• Written request:
Reproduce everything from "List each element" down to "460, 316, 476]", changing "legend-key-point" to "legend-marker" wherever it occurs and keeping the rest of those items unchanged. Leave the pictures out.

• Data for this exercise:

>>>>>

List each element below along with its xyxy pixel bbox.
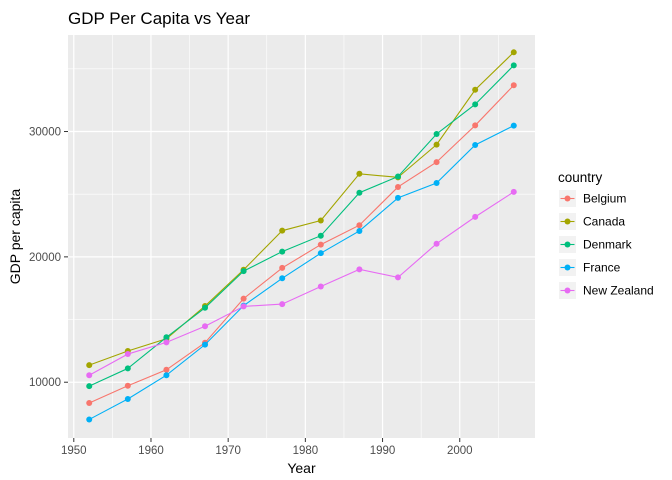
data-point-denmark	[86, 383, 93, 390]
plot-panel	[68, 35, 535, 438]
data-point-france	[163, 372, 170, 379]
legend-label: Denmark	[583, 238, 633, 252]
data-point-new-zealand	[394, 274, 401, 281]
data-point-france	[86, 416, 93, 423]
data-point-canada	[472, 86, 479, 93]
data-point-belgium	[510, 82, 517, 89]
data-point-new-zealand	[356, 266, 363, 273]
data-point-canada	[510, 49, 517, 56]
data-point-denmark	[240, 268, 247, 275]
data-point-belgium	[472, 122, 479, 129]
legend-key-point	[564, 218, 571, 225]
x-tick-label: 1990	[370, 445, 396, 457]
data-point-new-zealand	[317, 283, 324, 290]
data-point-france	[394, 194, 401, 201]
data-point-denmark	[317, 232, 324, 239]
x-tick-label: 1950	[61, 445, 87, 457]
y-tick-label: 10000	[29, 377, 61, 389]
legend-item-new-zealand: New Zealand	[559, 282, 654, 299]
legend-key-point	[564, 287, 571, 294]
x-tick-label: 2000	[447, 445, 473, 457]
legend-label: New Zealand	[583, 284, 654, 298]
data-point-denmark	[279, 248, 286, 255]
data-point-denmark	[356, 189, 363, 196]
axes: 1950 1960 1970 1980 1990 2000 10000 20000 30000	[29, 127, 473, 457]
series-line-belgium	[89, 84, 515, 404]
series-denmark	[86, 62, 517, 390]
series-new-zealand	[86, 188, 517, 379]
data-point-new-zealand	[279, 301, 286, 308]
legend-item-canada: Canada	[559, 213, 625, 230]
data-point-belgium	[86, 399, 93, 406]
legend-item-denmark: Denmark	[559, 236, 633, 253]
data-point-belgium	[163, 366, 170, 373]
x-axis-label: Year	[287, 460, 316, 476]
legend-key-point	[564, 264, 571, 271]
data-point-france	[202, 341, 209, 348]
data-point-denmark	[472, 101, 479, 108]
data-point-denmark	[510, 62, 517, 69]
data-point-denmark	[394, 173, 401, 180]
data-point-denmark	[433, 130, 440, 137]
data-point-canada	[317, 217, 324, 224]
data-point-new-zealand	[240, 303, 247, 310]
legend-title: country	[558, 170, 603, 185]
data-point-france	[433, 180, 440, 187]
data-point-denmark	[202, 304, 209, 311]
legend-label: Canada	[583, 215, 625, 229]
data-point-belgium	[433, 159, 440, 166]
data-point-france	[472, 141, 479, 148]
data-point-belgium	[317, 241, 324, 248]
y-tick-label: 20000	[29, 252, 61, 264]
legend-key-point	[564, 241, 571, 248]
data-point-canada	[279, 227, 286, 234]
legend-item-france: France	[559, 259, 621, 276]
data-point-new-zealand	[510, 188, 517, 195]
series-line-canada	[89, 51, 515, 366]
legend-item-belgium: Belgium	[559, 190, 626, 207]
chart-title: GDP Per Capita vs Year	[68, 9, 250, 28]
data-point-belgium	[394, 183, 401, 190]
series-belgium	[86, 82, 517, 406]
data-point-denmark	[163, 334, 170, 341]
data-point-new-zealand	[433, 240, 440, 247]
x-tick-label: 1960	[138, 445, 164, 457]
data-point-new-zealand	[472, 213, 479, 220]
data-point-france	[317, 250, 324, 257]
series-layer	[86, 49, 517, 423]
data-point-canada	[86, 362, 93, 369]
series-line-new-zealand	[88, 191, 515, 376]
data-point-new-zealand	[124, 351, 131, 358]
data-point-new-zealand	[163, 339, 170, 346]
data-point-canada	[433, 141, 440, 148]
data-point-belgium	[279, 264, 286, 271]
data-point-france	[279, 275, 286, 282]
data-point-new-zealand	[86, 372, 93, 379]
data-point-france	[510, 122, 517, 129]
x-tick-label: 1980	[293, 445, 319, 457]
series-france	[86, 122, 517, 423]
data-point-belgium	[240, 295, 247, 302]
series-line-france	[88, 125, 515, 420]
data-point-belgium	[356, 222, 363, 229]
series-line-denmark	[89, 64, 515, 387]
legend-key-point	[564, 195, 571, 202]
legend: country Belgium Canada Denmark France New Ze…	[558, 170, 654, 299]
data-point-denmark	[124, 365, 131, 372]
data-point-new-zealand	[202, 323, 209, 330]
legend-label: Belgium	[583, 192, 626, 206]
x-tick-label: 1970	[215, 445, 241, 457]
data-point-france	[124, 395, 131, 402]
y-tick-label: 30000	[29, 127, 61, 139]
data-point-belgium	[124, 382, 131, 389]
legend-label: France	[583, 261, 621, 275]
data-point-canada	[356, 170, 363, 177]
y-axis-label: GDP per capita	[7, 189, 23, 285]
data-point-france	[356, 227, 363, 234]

<<<<<
>>>>>

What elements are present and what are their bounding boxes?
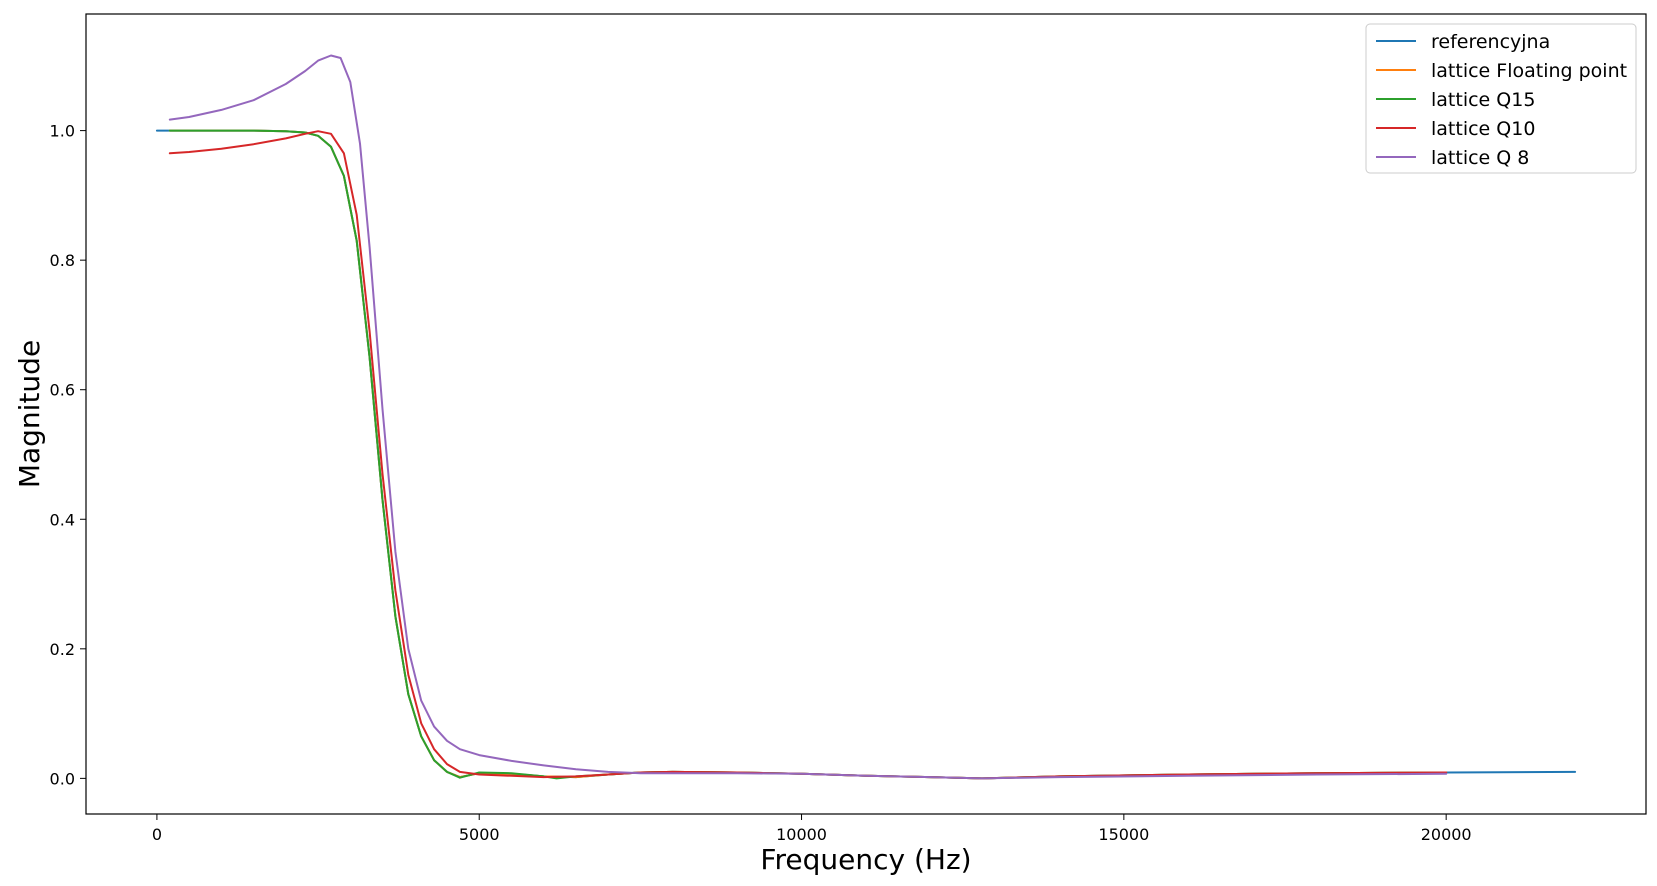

<<<<<

• Task solution:
List each element below along with its xyxy pixel bbox.
data-point-denmark	[86, 383, 93, 390]
plot-panel	[68, 35, 535, 438]
data-point-france	[163, 372, 170, 379]
legend-label: Denmark	[583, 238, 633, 252]
data-point-new-zealand	[394, 274, 401, 281]
data-point-france	[86, 416, 93, 423]
data-point-canada	[472, 86, 479, 93]
data-point-belgium	[510, 82, 517, 89]
data-point-new-zealand	[356, 266, 363, 273]
data-point-canada	[510, 49, 517, 56]
data-point-denmark	[240, 268, 247, 275]
data-point-belgium	[472, 122, 479, 129]
legend-marker	[564, 218, 571, 225]
x-tick-label: 1990	[370, 445, 396, 457]
data-point-new-zealand	[317, 283, 324, 290]
data-point-france	[394, 194, 401, 201]
data-point-denmark	[317, 232, 324, 239]
x-tick-label: 1950	[61, 445, 87, 457]
y-tick-label: 10000	[29, 377, 61, 389]
legend-item-new-zealand: New Zealand	[559, 282, 654, 299]
legend-marker	[564, 287, 571, 294]
x-tick-label: 2000	[447, 445, 473, 457]
legend-label: New Zealand	[583, 284, 654, 298]
data-point-denmark	[279, 248, 286, 255]
data-point-denmark	[356, 189, 363, 196]
axes: 1950 1960 1970 1980 1990 2000 10000 20000 30000	[29, 127, 473, 457]
series-line-belgium	[89, 84, 515, 404]
series-denmark	[86, 62, 517, 390]
series-new-zealand	[86, 188, 517, 379]
data-point-new-zealand	[279, 301, 286, 308]
legend-item-canada: Canada	[559, 213, 625, 230]
data-point-belgium	[86, 399, 93, 406]
legend-item-denmark: Denmark	[559, 236, 633, 253]
data-point-belgium	[163, 366, 170, 373]
x-axis-label: Year	[287, 460, 316, 476]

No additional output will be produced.